Express the lines from the one with "data-point xyxy=(671,1328,689,1346)" up to and including the one with "data-point xyxy=(715,876,733,895)" as a Markdown table with columns n and Line, numbering each row and leaving out blank lines.

[Data listing]
::::::::

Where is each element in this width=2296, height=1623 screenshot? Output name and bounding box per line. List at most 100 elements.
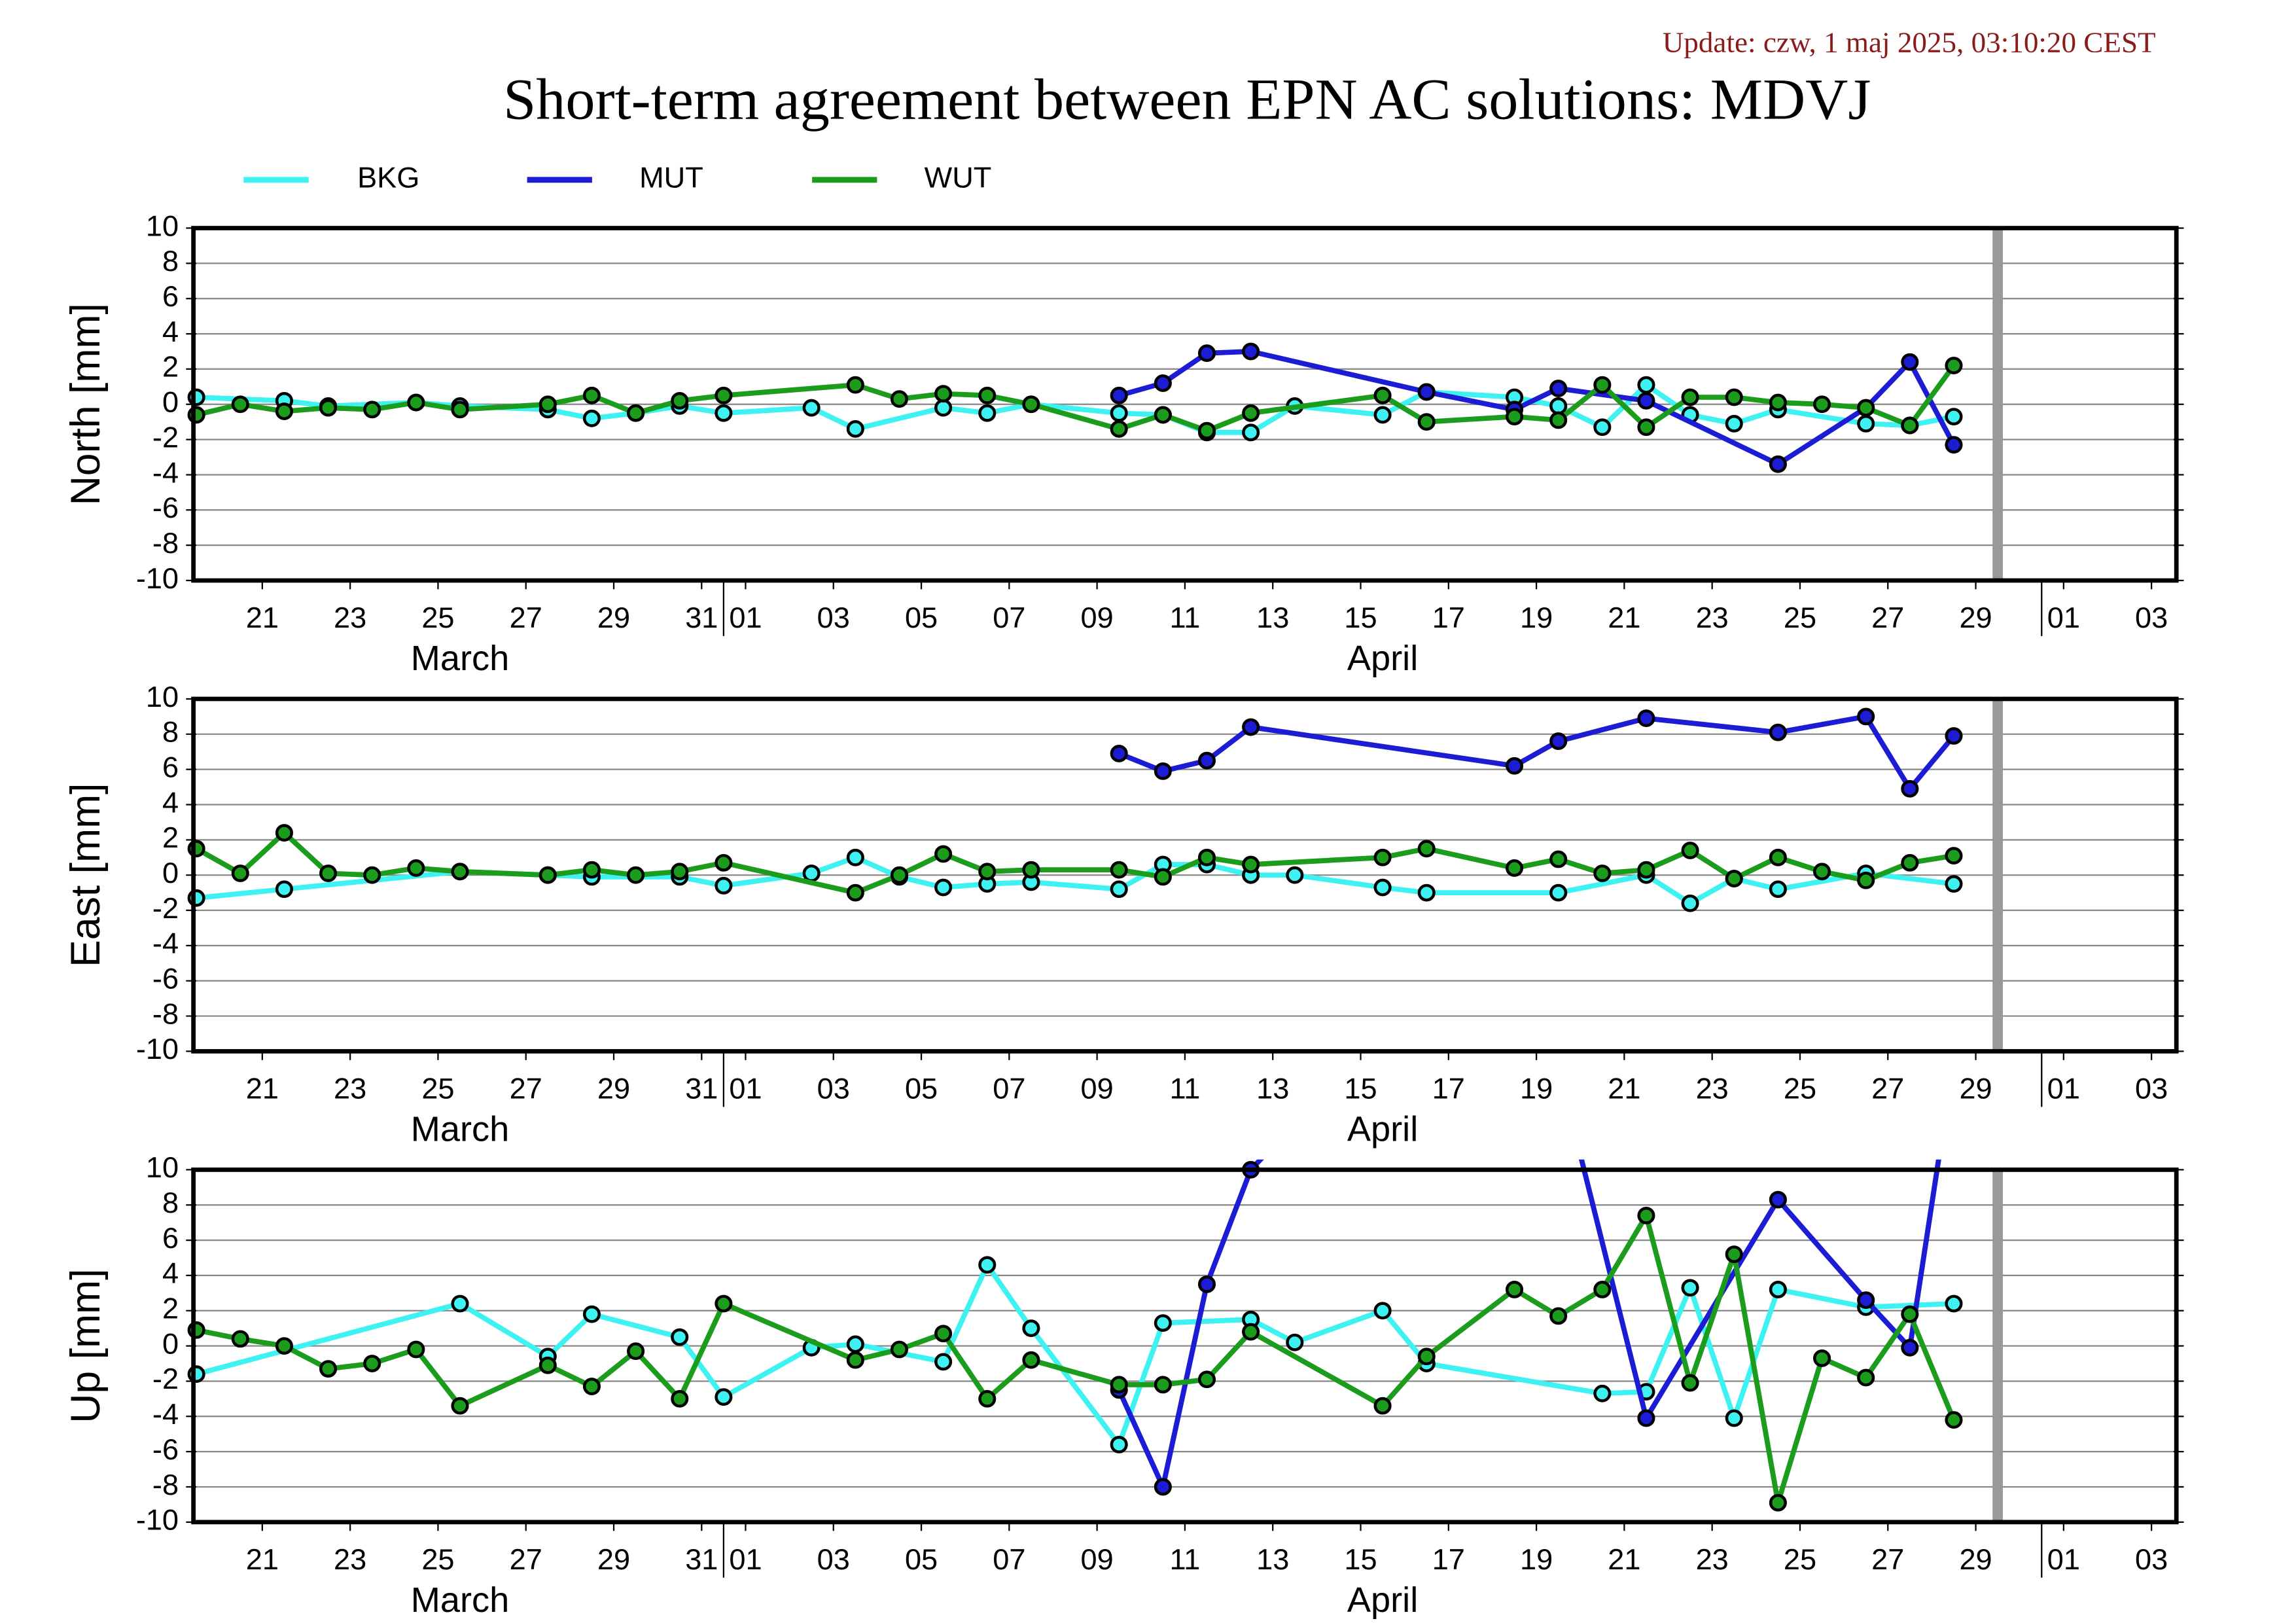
data-point xyxy=(671,1328,689,1346)
x-tick-label: 29 xyxy=(1959,1072,1992,1105)
y-axis-label: Up [mm] xyxy=(63,1268,109,1423)
data-point xyxy=(1945,1411,1963,1429)
data-point xyxy=(1110,386,1128,404)
y-tick-label: 4 xyxy=(162,1257,179,1290)
x-tick-label: 21 xyxy=(246,1072,279,1105)
y-tick-label: -10 xyxy=(136,1032,179,1065)
y-tick-label: -4 xyxy=(152,455,179,489)
data-point xyxy=(715,876,733,895)
y-axis-label: North [mm] xyxy=(63,303,109,505)
month-label: March xyxy=(411,1580,509,1620)
data-point xyxy=(363,866,381,884)
data-point xyxy=(1901,853,1919,872)
data-point xyxy=(451,401,469,419)
y-tick-label: 8 xyxy=(162,715,179,749)
data-point xyxy=(1197,751,1216,770)
data-point xyxy=(1637,1409,1655,1427)
update-time: Update: czw, 1 maj 2025, 03:10:20 CEST xyxy=(1663,26,2156,59)
data-point xyxy=(1769,723,1787,741)
data-point xyxy=(1373,386,1392,404)
y-tick-label: 0 xyxy=(162,1327,179,1361)
x-tick-label: 01 xyxy=(729,1072,762,1105)
data-point xyxy=(1901,779,1919,798)
data-point xyxy=(1637,709,1655,727)
x-tick-label: 31 xyxy=(685,1072,718,1105)
x-tick-label: 31 xyxy=(685,601,718,634)
x-tick-label: 03 xyxy=(817,601,850,634)
y-tick-label: -6 xyxy=(152,1433,179,1466)
x-tick-label: 23 xyxy=(1696,1072,1729,1105)
data-point xyxy=(1945,1294,1963,1313)
x-tick-label: 03 xyxy=(817,1543,850,1576)
data-point xyxy=(1373,848,1392,866)
data-point xyxy=(1286,1333,1304,1351)
data-point xyxy=(1945,847,1963,865)
data-point xyxy=(671,391,689,410)
x-tick-label: 19 xyxy=(1520,601,1553,634)
data-point xyxy=(715,1388,733,1406)
data-point xyxy=(978,1256,997,1274)
data-point xyxy=(715,386,733,404)
x-tick-label: 19 xyxy=(1520,1072,1553,1105)
now-marker xyxy=(1992,698,2004,1052)
data-point xyxy=(671,863,689,881)
data-point xyxy=(1110,420,1128,438)
y-tick-label: 2 xyxy=(162,821,179,854)
data-point xyxy=(1417,383,1436,401)
data-point xyxy=(1812,395,1831,414)
x-tick-label: 21 xyxy=(246,1543,279,1576)
x-tick-label: 11 xyxy=(1169,1543,1200,1576)
data-point xyxy=(1154,406,1172,424)
x-tick-label: 27 xyxy=(510,601,542,634)
x-tick-label: 13 xyxy=(1256,1543,1289,1576)
data-point xyxy=(275,1337,293,1355)
x-tick-label: 07 xyxy=(993,1072,1025,1105)
y-tick-label: 4 xyxy=(162,315,179,348)
x-tick-label: 09 xyxy=(1081,1543,1114,1576)
data-point xyxy=(582,1305,601,1323)
data-point xyxy=(1154,762,1172,780)
legend-label: WUT xyxy=(925,161,992,194)
x-tick-label: 15 xyxy=(1344,1072,1377,1105)
data-point xyxy=(1593,865,1612,882)
data-point xyxy=(978,386,997,404)
y-tick-label: 8 xyxy=(162,244,179,277)
x-tick-label: 25 xyxy=(421,601,454,634)
x-tick-label: 27 xyxy=(510,1072,542,1105)
data-point xyxy=(1901,416,1919,435)
data-point xyxy=(1637,391,1655,410)
x-tick-label: 11 xyxy=(1169,1072,1200,1105)
data-point xyxy=(1505,757,1524,775)
data-point xyxy=(539,395,557,414)
data-point xyxy=(1505,408,1524,426)
data-point xyxy=(1110,745,1128,762)
data-point xyxy=(1901,1338,1919,1357)
data-point xyxy=(846,376,864,394)
data-point xyxy=(1154,1376,1172,1394)
data-point xyxy=(1769,393,1787,412)
data-point xyxy=(451,1397,469,1415)
data-point xyxy=(1286,866,1304,884)
chart-title: Short-term agreement between EPN AC solu… xyxy=(503,67,1871,132)
y-axis-label: East [mm] xyxy=(63,783,109,967)
data-point xyxy=(407,1340,425,1359)
y-tick-label: 6 xyxy=(162,279,179,313)
data-point xyxy=(1505,1281,1524,1298)
plot-frame xyxy=(191,1168,2179,1525)
data-point xyxy=(1857,414,1875,433)
data-point xyxy=(1242,855,1260,874)
x-tick-label: 21 xyxy=(1608,1543,1640,1576)
data-point xyxy=(539,1356,557,1374)
data-point xyxy=(802,399,821,417)
y-tick-label: 0 xyxy=(162,385,179,419)
x-tick-label: 01 xyxy=(2047,1072,2080,1105)
data-point xyxy=(582,409,601,427)
y-tick-label: -10 xyxy=(136,562,179,595)
data-point xyxy=(1945,436,1963,454)
y-tick-label: 8 xyxy=(162,1186,179,1219)
x-tick-label: 17 xyxy=(1432,1543,1465,1576)
data-point xyxy=(451,863,469,881)
data-point xyxy=(231,395,249,414)
data-point xyxy=(846,1351,864,1369)
month-label: March xyxy=(411,639,509,678)
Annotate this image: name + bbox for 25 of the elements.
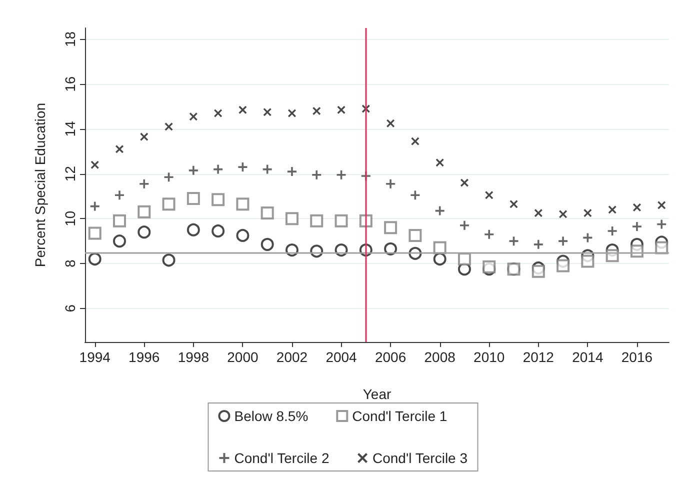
x-tick-label: 2008 <box>424 349 456 365</box>
x-tick-label: 2016 <box>621 349 653 365</box>
legend-label: Below 8.5% <box>234 408 308 424</box>
y-tick-label: 18 <box>62 31 78 48</box>
x-tick-label: 2002 <box>276 349 308 365</box>
y-tick-label: 12 <box>62 166 78 182</box>
x-tick-label: 1996 <box>128 349 160 365</box>
y-tick-label: 16 <box>62 76 78 92</box>
y-axis-title: Percent Special Education <box>32 102 48 268</box>
x-tick-label: 1998 <box>178 349 210 365</box>
y-tick-label: 8 <box>62 259 78 268</box>
x-tick-label: 2014 <box>572 349 604 365</box>
legend-label: Cond'l Tercile 2 <box>234 450 330 466</box>
x-tick-label: 2000 <box>227 349 258 365</box>
y-tick-label: 6 <box>62 304 78 312</box>
legend-label: Cond'l Tercile 3 <box>372 450 468 466</box>
x-tick-label: 2010 <box>474 349 505 365</box>
x-tick-label: 2006 <box>374 349 406 365</box>
y-tick-label: 10 <box>62 210 78 226</box>
x-tick-label: 1994 <box>79 349 111 365</box>
x-axis-title: Year <box>362 386 392 402</box>
x-tick-label: 2004 <box>326 349 358 365</box>
x-tick-label: 2012 <box>522 349 554 365</box>
y-tick-label: 14 <box>62 120 78 137</box>
legend-label: Cond'l Tercile 1 <box>352 408 448 424</box>
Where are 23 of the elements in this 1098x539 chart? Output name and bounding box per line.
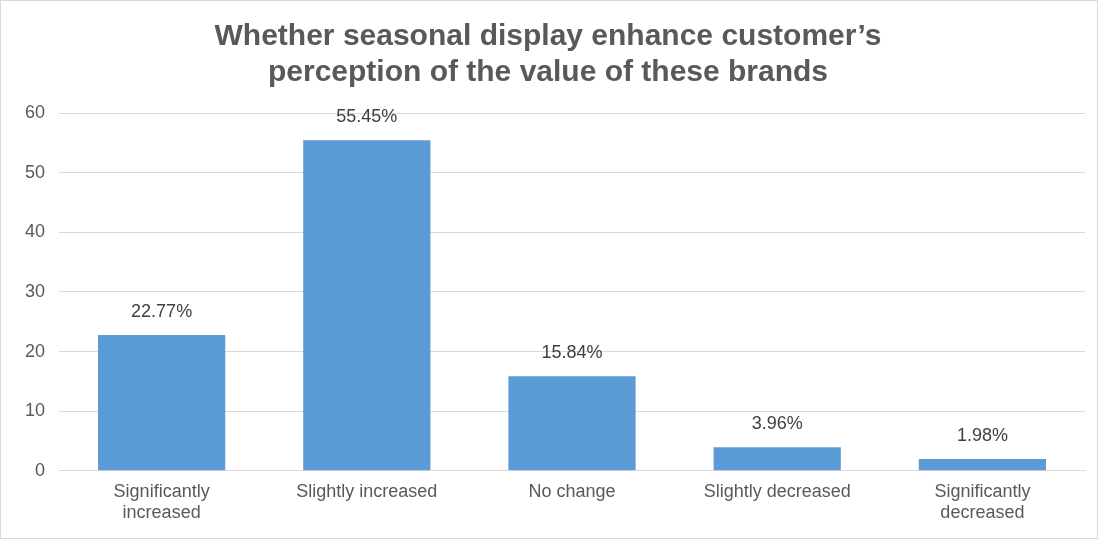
y-tick-label: 30: [24, 280, 46, 301]
y-tick-label: 60: [24, 101, 46, 122]
y-tick-label: 50: [24, 161, 46, 182]
y-tick-label: 20: [24, 340, 46, 361]
bar: [98, 335, 226, 471]
bar: [508, 376, 636, 471]
y-tick-label: 0: [35, 459, 46, 480]
data-label: 3.96%: [751, 413, 803, 434]
data-label: 1.98%: [956, 424, 1008, 445]
y-tick-label: 40: [24, 221, 46, 242]
bar: [713, 447, 841, 471]
data-label: 55.45%: [336, 106, 398, 127]
x-tick-label: Significantly increased: [113, 480, 210, 523]
x-tick-label: Slightly increased: [296, 480, 438, 501]
x-tick-label: Slightly decreased: [703, 480, 851, 501]
chart-title: Whether seasonal display enhance customer’s perception of the value of these brands: [214, 18, 882, 88]
bar: [918, 458, 1047, 471]
y-tick-label: 10: [24, 400, 46, 421]
bar: [303, 140, 431, 471]
x-tick-label: Significantly decreased: [934, 480, 1031, 523]
data-label: 15.84%: [541, 342, 603, 363]
x-tick-label: No change: [528, 480, 616, 501]
data-label: 22.77%: [131, 300, 193, 321]
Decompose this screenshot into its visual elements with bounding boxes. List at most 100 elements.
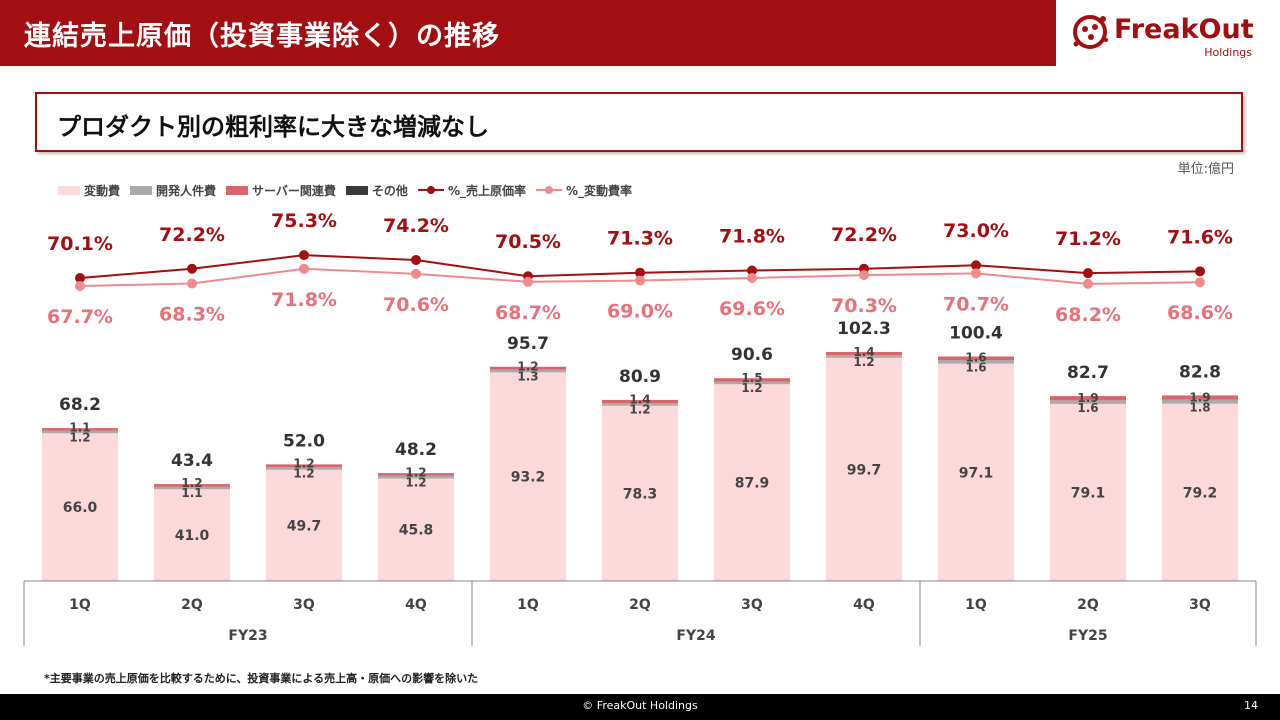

::::::::

Exercise response:
| n | Line |
|---|---|
| 1 | data-point xyxy=(671,1328,689,1346) |
| 2 | x-tick-label: 29 xyxy=(1959,1072,1992,1105) |
| 3 | y-axis-label: Up [mm] xyxy=(63,1268,109,1423) |
| 4 | data-point xyxy=(1945,1411,1963,1429) |
| 5 | data-point xyxy=(1110,386,1128,404) |
| 6 | y-tick-label: 4 xyxy=(162,1257,179,1290) |
| 7 | x-tick-label: 21 xyxy=(246,1072,279,1105) |
| 8 | y-tick-label: -10 xyxy=(136,1032,179,1065) |
| 9 | y-tick-label: -4 xyxy=(152,455,179,489) |
| 10 | data-point xyxy=(715,876,733,895) |